Directions -> Lines containing the string "deep" are to be collected in full.

****************

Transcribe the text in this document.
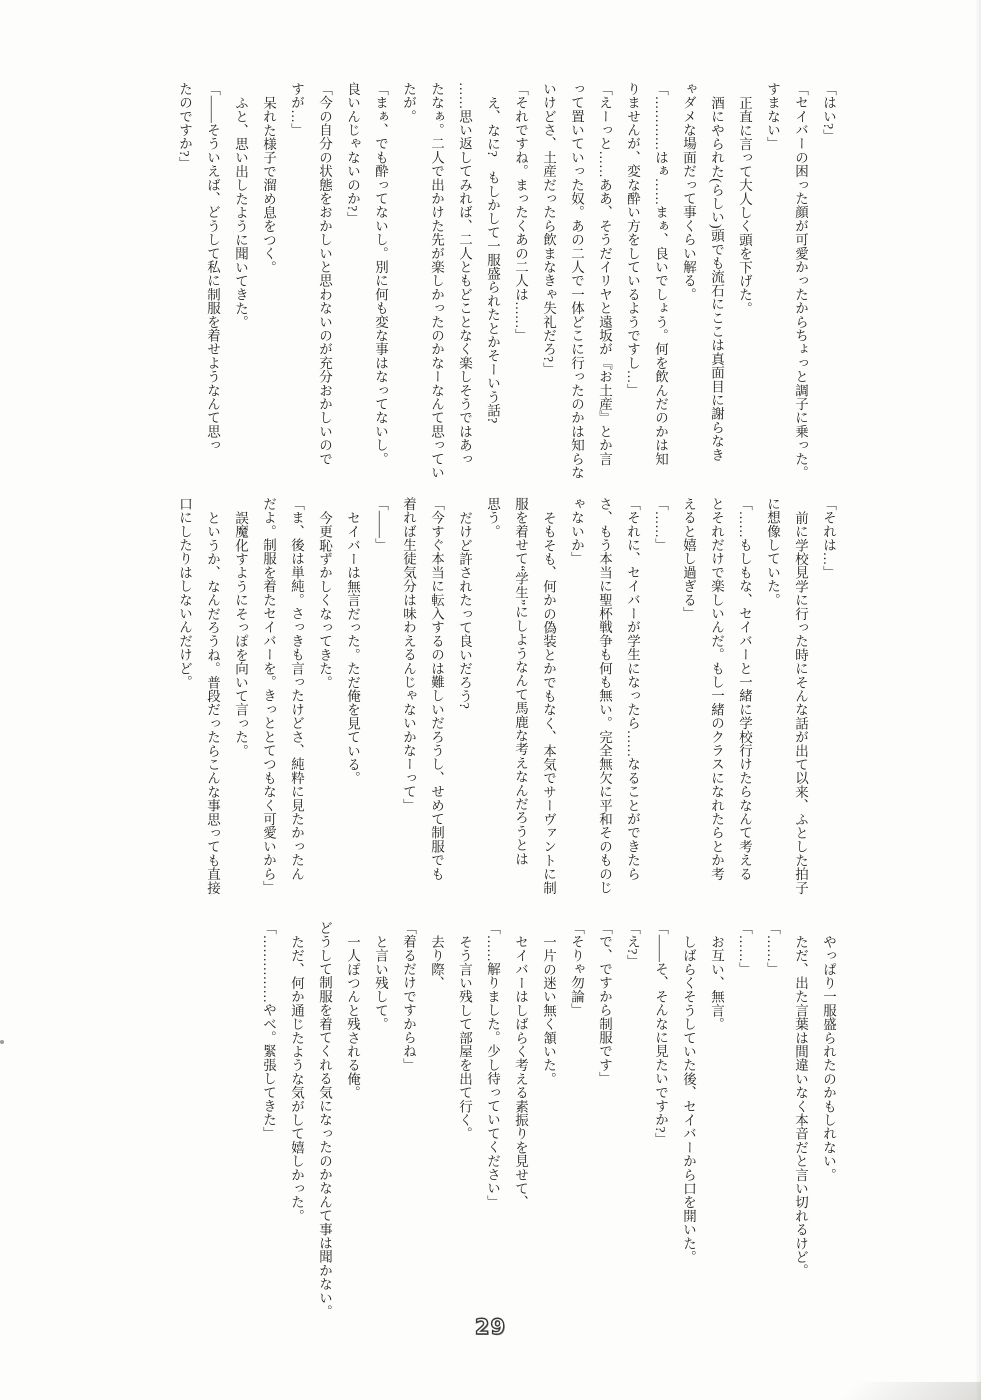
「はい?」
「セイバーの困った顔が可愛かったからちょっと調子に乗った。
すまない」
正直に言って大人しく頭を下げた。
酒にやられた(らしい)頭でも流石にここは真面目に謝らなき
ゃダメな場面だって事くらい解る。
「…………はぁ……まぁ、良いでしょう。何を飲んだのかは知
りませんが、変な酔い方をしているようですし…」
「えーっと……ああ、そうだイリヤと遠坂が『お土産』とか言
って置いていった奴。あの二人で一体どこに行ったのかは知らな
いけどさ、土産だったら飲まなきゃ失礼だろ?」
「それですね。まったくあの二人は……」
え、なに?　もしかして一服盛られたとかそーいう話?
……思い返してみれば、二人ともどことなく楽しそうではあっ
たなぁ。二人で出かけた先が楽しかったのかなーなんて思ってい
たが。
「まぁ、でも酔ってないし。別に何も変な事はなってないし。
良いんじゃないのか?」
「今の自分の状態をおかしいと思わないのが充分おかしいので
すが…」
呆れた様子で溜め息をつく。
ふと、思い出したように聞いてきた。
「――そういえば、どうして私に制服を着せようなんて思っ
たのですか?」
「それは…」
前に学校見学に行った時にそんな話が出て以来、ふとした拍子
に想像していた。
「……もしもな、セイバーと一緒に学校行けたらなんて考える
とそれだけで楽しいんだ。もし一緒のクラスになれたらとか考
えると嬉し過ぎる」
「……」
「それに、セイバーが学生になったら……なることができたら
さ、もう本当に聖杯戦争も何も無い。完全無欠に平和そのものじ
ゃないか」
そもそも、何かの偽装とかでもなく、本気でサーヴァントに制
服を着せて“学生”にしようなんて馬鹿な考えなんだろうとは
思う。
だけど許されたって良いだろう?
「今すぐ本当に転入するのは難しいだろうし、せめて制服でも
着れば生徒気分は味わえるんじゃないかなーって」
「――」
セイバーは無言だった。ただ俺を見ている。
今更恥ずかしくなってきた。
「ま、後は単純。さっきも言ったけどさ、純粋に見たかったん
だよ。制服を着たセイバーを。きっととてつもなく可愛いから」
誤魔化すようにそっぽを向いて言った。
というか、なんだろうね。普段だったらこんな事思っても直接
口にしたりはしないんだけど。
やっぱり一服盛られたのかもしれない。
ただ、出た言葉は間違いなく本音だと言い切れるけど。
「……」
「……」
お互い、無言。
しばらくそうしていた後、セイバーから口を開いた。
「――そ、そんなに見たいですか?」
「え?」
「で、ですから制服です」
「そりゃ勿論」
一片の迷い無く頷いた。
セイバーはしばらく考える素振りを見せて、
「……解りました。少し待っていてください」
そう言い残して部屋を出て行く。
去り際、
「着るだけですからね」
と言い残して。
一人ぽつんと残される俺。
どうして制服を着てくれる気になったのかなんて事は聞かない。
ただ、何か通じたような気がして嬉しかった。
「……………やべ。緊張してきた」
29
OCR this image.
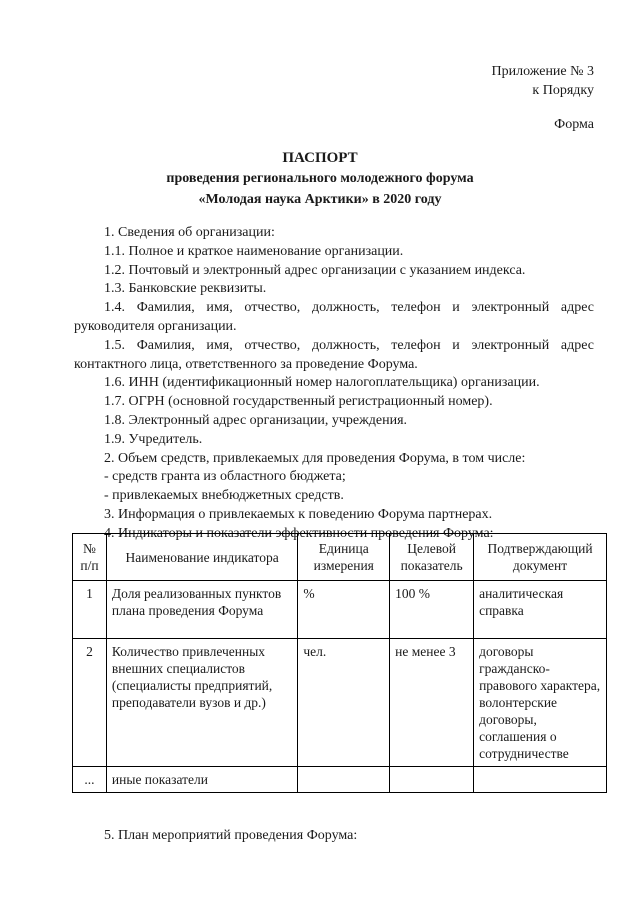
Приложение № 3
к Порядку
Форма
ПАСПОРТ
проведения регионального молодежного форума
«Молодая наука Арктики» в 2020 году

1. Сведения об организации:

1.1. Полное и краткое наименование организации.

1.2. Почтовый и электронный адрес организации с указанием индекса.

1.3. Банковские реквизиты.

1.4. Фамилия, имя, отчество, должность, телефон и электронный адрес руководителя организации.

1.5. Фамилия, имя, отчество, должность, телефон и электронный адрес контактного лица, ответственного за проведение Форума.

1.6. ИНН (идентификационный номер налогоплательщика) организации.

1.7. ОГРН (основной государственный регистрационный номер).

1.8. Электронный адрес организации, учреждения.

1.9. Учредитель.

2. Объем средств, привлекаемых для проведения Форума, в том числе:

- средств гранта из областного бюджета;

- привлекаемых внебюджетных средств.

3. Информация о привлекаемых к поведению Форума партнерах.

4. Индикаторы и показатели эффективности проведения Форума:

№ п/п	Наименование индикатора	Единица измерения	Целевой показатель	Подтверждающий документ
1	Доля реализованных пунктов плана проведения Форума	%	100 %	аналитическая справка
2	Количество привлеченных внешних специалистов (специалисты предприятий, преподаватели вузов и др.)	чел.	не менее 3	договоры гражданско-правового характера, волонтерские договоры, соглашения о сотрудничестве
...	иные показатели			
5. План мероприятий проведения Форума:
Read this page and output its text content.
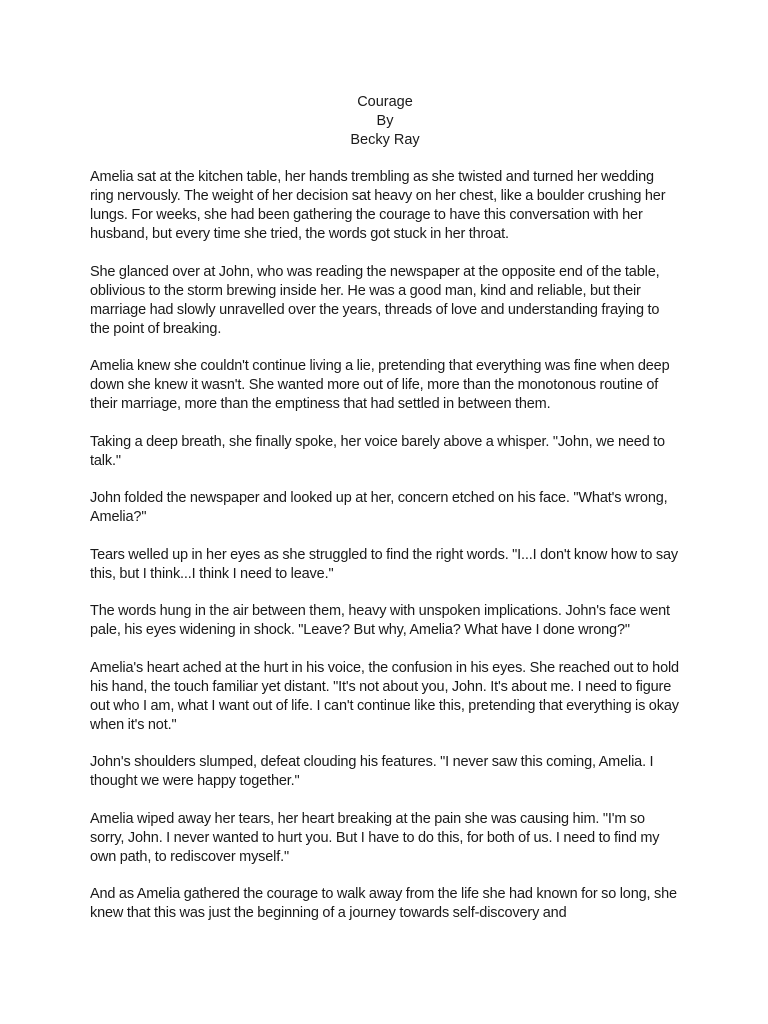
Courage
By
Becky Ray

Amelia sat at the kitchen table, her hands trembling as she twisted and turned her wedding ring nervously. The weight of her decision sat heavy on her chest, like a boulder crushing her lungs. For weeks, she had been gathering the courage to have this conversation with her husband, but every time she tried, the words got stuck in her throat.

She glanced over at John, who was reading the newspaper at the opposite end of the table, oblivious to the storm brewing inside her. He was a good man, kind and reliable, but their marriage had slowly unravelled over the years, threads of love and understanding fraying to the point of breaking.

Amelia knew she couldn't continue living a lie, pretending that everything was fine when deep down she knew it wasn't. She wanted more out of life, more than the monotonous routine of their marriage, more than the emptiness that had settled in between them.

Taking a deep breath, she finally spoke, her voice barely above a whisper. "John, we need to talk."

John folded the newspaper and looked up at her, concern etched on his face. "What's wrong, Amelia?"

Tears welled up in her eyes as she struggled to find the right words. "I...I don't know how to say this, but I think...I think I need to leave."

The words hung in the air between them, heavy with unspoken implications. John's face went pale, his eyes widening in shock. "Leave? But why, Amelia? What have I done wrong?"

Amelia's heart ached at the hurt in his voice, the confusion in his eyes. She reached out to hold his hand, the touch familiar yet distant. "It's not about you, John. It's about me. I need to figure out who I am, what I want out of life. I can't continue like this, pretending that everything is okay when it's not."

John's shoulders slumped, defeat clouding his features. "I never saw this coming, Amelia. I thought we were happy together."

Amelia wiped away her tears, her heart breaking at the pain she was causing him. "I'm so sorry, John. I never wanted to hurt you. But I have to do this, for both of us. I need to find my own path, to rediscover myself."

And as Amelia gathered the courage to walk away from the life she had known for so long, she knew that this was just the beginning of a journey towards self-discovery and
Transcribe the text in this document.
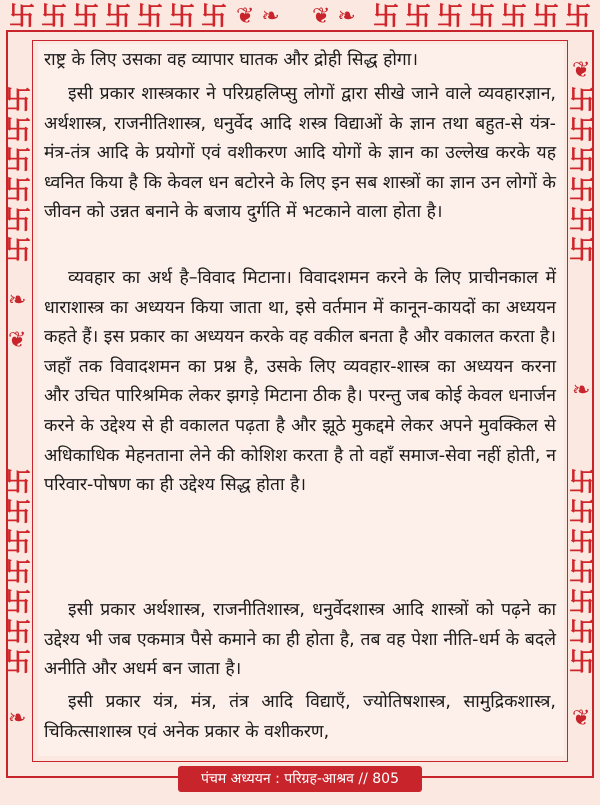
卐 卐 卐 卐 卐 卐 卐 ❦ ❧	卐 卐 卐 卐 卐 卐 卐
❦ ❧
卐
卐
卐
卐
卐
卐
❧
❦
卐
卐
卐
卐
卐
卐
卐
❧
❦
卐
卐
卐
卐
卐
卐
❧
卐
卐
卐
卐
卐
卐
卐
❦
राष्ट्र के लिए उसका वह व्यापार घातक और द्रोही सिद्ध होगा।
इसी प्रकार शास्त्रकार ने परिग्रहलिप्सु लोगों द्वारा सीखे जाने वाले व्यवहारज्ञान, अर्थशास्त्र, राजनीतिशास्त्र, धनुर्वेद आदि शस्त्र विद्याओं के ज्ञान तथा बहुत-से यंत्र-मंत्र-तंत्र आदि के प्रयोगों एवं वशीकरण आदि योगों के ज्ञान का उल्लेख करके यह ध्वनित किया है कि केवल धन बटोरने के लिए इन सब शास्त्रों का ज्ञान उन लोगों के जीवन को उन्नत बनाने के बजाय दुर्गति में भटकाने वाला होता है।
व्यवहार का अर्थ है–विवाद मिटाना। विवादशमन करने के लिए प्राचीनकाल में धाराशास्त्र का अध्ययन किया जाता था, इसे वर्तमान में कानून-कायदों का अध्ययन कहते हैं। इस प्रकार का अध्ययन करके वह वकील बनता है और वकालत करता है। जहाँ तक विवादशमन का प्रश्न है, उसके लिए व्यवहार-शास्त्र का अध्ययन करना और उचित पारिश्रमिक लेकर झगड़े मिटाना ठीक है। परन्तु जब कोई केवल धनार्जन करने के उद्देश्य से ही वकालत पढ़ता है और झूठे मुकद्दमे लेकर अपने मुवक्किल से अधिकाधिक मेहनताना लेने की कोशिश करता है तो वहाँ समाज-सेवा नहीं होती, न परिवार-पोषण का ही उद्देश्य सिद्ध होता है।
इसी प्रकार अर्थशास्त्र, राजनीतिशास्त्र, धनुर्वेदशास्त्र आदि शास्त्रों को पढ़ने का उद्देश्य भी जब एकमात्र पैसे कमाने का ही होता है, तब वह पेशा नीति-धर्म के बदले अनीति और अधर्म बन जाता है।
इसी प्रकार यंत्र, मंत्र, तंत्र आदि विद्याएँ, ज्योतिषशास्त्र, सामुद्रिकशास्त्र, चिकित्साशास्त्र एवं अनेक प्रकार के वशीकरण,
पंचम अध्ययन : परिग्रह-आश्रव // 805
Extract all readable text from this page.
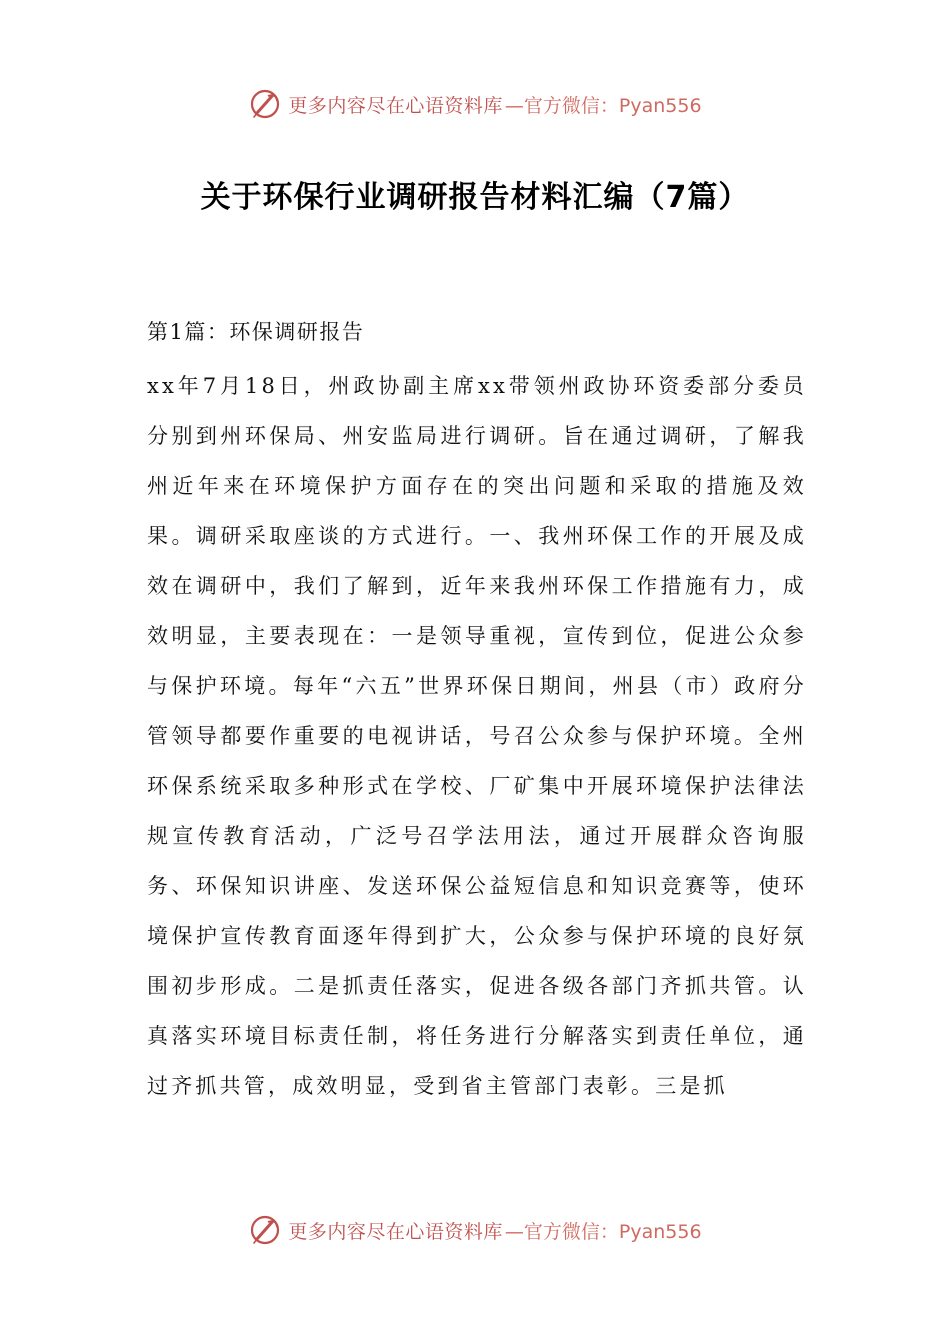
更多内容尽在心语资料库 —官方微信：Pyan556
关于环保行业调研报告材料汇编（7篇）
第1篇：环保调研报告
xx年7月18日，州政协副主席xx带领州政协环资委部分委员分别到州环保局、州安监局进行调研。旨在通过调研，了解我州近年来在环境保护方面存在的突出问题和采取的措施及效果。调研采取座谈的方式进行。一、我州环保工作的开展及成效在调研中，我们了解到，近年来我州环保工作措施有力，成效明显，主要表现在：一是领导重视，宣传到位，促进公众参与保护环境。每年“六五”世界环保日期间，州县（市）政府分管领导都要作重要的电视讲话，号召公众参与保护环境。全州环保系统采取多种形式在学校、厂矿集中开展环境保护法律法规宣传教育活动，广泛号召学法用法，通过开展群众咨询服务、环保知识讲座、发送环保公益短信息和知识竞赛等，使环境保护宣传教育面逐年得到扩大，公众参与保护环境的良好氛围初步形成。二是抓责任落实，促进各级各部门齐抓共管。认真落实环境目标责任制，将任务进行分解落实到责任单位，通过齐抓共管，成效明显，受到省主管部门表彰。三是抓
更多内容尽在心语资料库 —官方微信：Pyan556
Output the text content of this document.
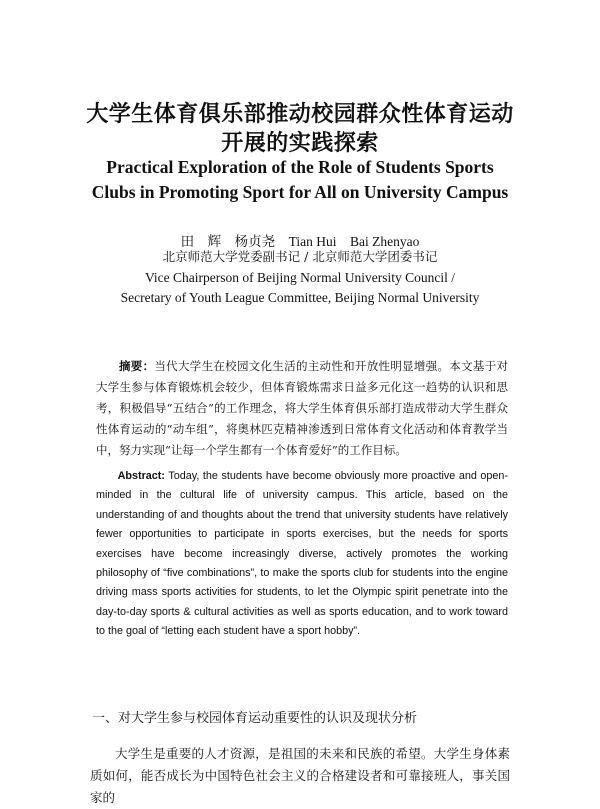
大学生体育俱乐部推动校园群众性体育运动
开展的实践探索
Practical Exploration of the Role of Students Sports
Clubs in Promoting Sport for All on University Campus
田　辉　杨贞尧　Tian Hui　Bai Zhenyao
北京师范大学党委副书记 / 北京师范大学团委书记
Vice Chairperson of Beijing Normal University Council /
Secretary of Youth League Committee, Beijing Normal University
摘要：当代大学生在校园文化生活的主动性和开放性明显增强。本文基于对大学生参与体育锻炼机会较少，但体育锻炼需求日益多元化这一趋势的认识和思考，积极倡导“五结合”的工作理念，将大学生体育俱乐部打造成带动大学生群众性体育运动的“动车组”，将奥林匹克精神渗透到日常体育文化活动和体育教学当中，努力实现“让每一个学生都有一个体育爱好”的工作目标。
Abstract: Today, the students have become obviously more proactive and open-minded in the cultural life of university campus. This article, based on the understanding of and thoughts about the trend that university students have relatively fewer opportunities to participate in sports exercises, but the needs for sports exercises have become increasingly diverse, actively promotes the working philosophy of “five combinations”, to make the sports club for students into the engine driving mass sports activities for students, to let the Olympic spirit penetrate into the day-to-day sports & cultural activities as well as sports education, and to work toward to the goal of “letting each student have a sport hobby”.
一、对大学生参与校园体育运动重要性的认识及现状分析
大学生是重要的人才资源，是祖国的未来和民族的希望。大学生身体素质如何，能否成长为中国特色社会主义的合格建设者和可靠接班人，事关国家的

****************

Result of this task ->
Amelia knew she couldn't continue living a lie, pretending that everything was fine when deep down she knew it wasn't. She wanted more out of life, more than the monotonous routine of their marriage, more than the emptiness that had settled in between them.
Taking a deep breath, she finally spoke, her voice barely above a whisper. "John, we need to talk."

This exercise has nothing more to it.